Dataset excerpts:
------------------------------------------------

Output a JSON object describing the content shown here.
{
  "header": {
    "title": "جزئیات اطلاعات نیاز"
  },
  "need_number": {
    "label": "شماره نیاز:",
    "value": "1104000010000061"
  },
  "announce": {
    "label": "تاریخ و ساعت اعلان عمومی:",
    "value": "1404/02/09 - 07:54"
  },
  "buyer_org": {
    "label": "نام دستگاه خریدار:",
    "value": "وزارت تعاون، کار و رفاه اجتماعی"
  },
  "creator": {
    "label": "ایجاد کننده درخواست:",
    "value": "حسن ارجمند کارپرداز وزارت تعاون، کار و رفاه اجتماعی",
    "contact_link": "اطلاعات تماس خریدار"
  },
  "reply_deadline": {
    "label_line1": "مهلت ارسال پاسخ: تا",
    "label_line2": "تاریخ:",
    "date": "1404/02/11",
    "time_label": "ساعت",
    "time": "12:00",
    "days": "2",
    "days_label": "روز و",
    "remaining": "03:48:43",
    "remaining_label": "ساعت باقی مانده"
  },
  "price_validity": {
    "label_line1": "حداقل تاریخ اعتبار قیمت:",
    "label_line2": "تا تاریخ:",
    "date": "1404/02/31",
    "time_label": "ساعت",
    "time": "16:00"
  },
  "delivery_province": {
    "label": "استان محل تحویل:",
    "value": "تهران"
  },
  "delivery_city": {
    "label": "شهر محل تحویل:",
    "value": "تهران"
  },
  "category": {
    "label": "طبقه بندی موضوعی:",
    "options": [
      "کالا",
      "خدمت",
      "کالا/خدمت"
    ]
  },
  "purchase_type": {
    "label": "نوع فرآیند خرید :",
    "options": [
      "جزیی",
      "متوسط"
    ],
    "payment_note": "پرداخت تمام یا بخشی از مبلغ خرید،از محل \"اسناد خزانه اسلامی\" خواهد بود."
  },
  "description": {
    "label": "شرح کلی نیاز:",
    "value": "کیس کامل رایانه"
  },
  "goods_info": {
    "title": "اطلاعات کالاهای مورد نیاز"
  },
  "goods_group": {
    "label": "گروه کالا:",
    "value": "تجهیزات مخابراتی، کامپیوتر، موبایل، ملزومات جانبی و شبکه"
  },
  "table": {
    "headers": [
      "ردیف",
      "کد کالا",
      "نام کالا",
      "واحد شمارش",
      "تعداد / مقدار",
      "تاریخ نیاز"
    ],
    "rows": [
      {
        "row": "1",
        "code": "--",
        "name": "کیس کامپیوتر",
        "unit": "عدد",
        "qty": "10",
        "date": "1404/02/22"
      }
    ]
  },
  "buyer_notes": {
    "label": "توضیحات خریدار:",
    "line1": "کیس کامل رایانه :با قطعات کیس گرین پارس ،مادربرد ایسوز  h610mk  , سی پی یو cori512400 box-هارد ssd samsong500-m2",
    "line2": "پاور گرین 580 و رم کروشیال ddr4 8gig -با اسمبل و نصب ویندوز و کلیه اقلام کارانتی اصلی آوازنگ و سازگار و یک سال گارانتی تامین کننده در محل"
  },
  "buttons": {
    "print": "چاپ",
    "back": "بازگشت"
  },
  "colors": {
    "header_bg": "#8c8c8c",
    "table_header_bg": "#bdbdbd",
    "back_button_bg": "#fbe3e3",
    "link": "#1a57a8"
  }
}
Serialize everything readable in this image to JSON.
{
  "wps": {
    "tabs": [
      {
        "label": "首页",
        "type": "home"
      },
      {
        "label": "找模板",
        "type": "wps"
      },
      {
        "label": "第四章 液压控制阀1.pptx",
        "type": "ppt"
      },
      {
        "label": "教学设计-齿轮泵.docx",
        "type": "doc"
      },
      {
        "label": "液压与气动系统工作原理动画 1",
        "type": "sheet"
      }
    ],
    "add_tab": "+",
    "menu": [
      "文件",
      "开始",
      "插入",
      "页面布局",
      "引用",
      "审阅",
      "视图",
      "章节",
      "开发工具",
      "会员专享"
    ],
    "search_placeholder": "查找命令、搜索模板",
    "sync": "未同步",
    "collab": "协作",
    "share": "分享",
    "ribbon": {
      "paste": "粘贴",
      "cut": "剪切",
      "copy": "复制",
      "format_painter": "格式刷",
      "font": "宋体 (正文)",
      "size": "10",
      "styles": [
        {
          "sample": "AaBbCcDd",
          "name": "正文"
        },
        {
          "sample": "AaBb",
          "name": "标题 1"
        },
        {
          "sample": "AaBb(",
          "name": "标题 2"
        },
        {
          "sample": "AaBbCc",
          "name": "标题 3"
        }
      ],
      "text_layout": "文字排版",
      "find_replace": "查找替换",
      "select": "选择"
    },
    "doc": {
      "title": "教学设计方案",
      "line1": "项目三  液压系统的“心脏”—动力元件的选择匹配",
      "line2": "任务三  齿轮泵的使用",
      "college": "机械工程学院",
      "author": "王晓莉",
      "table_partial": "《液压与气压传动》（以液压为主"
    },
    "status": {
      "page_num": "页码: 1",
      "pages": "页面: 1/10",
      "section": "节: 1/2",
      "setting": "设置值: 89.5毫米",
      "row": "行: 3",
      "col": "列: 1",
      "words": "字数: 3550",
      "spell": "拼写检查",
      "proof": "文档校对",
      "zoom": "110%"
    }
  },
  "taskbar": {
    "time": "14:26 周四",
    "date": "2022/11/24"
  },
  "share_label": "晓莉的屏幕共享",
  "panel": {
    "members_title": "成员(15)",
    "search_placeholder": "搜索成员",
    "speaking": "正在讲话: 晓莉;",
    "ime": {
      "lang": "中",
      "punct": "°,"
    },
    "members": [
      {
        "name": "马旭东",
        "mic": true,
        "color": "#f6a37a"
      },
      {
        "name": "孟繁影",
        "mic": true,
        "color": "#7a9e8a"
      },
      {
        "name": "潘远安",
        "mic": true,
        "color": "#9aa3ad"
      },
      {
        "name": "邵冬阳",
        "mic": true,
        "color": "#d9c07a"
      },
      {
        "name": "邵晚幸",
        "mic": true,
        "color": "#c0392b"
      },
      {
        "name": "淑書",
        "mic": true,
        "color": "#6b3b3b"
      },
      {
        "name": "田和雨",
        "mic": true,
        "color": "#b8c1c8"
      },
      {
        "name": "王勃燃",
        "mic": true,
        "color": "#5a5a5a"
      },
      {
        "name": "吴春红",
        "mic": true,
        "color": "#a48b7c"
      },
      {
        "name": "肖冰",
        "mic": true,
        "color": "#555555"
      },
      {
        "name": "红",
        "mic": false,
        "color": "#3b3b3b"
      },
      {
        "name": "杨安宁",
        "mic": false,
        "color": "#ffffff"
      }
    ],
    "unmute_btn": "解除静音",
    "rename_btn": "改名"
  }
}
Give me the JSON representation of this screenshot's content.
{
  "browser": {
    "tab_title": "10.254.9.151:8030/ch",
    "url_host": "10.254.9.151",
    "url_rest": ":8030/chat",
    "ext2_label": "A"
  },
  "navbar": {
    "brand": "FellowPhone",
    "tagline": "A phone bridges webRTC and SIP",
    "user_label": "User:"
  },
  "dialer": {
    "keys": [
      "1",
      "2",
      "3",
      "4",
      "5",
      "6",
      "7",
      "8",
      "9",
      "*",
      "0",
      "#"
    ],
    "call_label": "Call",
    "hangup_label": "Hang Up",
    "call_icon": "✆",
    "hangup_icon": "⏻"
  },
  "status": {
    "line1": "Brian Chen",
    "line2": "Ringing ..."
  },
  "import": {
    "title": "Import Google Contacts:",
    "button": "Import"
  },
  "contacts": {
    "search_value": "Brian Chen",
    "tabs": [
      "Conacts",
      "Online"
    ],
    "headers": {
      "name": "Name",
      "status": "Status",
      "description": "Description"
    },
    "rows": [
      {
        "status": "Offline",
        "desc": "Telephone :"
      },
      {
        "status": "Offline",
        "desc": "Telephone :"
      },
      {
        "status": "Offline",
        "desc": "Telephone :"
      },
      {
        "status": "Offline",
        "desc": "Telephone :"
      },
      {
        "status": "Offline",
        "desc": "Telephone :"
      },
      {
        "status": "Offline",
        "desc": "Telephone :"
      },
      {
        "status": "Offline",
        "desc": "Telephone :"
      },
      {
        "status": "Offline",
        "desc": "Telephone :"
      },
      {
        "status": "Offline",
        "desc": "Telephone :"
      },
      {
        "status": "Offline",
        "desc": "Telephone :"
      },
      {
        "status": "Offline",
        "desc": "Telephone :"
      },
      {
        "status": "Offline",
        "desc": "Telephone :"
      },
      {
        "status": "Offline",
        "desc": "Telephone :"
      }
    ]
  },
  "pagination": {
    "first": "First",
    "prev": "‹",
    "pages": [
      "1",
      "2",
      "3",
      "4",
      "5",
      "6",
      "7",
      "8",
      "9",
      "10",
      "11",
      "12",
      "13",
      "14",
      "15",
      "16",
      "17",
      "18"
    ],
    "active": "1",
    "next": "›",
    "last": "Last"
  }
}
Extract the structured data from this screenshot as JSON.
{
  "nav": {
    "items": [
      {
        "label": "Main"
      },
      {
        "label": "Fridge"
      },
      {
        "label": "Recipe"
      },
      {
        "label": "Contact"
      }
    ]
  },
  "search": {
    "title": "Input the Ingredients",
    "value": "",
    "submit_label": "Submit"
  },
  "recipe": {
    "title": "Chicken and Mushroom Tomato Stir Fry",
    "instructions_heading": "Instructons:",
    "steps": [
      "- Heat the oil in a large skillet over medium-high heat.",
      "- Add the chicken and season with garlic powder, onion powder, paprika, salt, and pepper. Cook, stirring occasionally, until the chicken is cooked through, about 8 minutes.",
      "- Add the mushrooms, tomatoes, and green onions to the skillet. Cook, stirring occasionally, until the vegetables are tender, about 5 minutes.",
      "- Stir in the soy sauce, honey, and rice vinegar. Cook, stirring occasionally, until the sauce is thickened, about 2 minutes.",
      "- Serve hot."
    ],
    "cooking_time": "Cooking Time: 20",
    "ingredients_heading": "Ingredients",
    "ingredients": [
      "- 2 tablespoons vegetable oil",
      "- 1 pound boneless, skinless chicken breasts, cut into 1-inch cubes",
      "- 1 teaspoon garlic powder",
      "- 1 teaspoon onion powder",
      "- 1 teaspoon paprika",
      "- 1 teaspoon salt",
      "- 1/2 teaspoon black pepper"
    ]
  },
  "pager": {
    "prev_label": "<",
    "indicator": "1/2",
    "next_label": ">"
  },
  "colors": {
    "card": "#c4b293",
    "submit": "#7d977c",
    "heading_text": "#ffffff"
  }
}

------------------------------------------------

Collect every line with the string "نیاز" from the records, and copy each.

▶ _Exercise output_
    "title": "جزئیات اطلاعات نیاز"
    "label": "شماره نیاز:",
    "label": "شرح کلی نیاز:",
    "title": "اطلاعات کالاهای مورد نیاز"
      "تاریخ نیاز"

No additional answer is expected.